## PROBLEM DESCRIPTION
Write out each line that follows exactly as it stands, without the pictures.

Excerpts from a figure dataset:
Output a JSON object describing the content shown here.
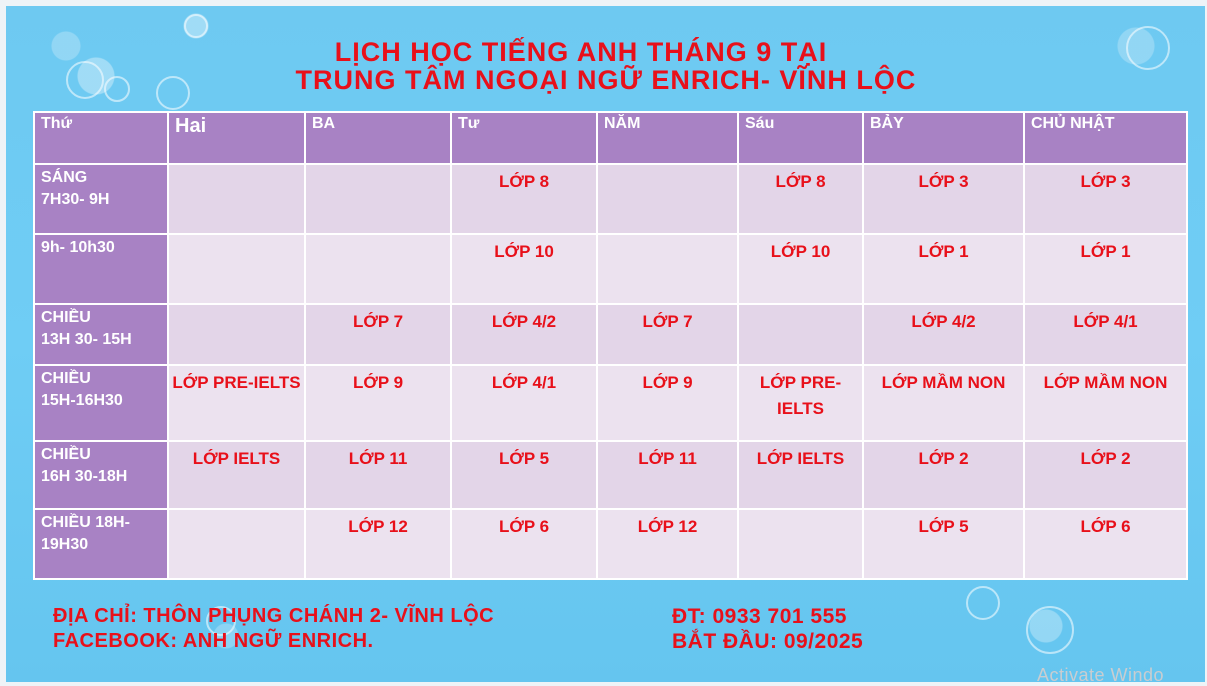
{
  "title": {
    "line1": "LỊCH HỌC TIẾNG ANH THÁNG 9 TẠI",
    "line2": "TRUNG TÂM NGOẠI NGỮ ENRICH- VĨNH LỘC"
  },
  "table": {
    "headers": [
      "Thứ",
      "Hai",
      "BA",
      "Tư",
      "NĂM",
      "Sáu",
      "BẢY",
      "CHỦ NHẬT"
    ],
    "rows": [
      {
        "slot": [
          "SÁNG",
          "7H30- 9H"
        ],
        "cells": [
          "",
          "",
          "LỚP 8",
          "",
          "LỚP 8",
          "LỚP 3",
          "LỚP 3"
        ]
      },
      {
        "slot": [
          "9h- 10h30"
        ],
        "cells": [
          "",
          "",
          "LỚP 10",
          "",
          "LỚP 10",
          "LỚP 1",
          "LỚP 1"
        ]
      },
      {
        "slot": [
          "CHIỀU",
          "13H 30- 15H"
        ],
        "cells": [
          "",
          "LỚP 7",
          "LỚP 4/2",
          "LỚP 7",
          "",
          "LỚP 4/2",
          "LỚP 4/1"
        ]
      },
      {
        "slot": [
          "CHIỀU",
          "15H-16H30"
        ],
        "cells": [
          "LỚP PRE-IELTS",
          "LỚP 9",
          "LỚP 4/1",
          "LỚP 9",
          "LỚP PRE-IELTS",
          "LỚP MẦM NON",
          "LỚP MẦM NON"
        ]
      },
      {
        "slot": [
          "CHIỀU",
          "16H 30-18H"
        ],
        "cells": [
          "LỚP IELTS",
          "LỚP 11",
          "LỚP 5",
          "LỚP 11",
          "LỚP IELTS",
          "LỚP 2",
          "LỚP 2"
        ]
      },
      {
        "slot": [
          "CHIỀU 18H-",
          "19H30"
        ],
        "cells": [
          "",
          "LỚP 12",
          "LỚP 6",
          "LỚP 12",
          "",
          "LỚP 5",
          "LỚP 6"
        ]
      }
    ]
  },
  "footer": {
    "address": "ĐỊA CHỈ: THÔN PHỤNG CHÁNH 2- VĨNH LỘC",
    "facebook": "FACEBOOK: ANH NGỮ ENRICH.",
    "phone": "ĐT: 0933 701 555",
    "start": "BẮT ĐẦU: 09/2025"
  },
  "watermark": "Activate Windo",
  "colors": {
    "background": "#6fcdf5",
    "accent_red": "#e8101a",
    "header_purple": "#a882c4",
    "cell_light": "#e3d5e8"
  }
}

## TASK SOLUTION
Output a JSON object describing the content shown here.
{
  "title": {
    "line1": "LỊCH HỌC TIẾNG ANH THÁNG 9 TẠI",
    "line2": "TRUNG TÂM NGOẠI NGỮ ENRICH- VĨNH LỘC"
  },
  "table": {
    "headers": [
      "Thứ",
      "Hai",
      "BA",
      "Tư",
      "NĂM",
      "Sáu",
      "BẢY",
      "CHỦ NHẬT"
    ],
    "rows": [
      {
        "slot": [
          "SÁNG",
          "7H30- 9H"
        ],
        "cells": [
          "",
          "",
          "LỚP 8",
          "",
          "LỚP 8",
          "LỚP 3",
          "LỚP 3"
        ]
      },
      {
        "slot": [
          "9h- 10h30"
        ],
        "cells": [
          "",
          "",
          "LỚP 10",
          "",
          "LỚP 10",
          "LỚP 1",
          "LỚP 1"
        ]
      },
      {
        "slot": [
          "CHIỀU",
          "13H 30- 15H"
        ],
        "cells": [
          "",
          "LỚP 7",
          "LỚP 4/2",
          "LỚP 7",
          "",
          "LỚP 4/2",
          "LỚP 4/1"
        ]
      },
      {
        "slot": [
          "CHIỀU",
          "15H-16H30"
        ],
        "cells": [
          "LỚP PRE-IELTS",
          "LỚP 9",
          "LỚP 4/1",
          "LỚP 9",
          "LỚP PRE-IELTS",
          "LỚP MẦM NON",
          "LỚP MẦM NON"
        ]
      },
      {
        "slot": [
          "CHIỀU",
          "16H 30-18H"
        ],
        "cells": [
          "LỚP IELTS",
          "LỚP 11",
          "LỚP 5",
          "LỚP 11",
          "LỚP IELTS",
          "LỚP 2",
          "LỚP 2"
        ]
      },
      {
        "slot": [
          "CHIỀU 18H-",
          "19H30"
        ],
        "cells": [
          "",
          "LỚP 12",
          "LỚP 6",
          "LỚP 12",
          "",
          "LỚP 5",
          "LỚP 6"
        ]
      }
    ]
  },
  "footer": {
    "address": "ĐỊA CHỈ: THÔN PHỤNG CHÁNH 2- VĨNH LỘC",
    "facebook": "FACEBOOK: ANH NGỮ ENRICH.",
    "phone": "ĐT: 0933 701 555",
    "start": "BẮT ĐẦU: 09/2025"
  },
  "watermark": "Activate Windo",
  "colors": {
    "background": "#6fcdf5",
    "accent_red": "#e8101a",
    "header_purple": "#a882c4",
    "cell_light": "#e3d5e8"
  }
}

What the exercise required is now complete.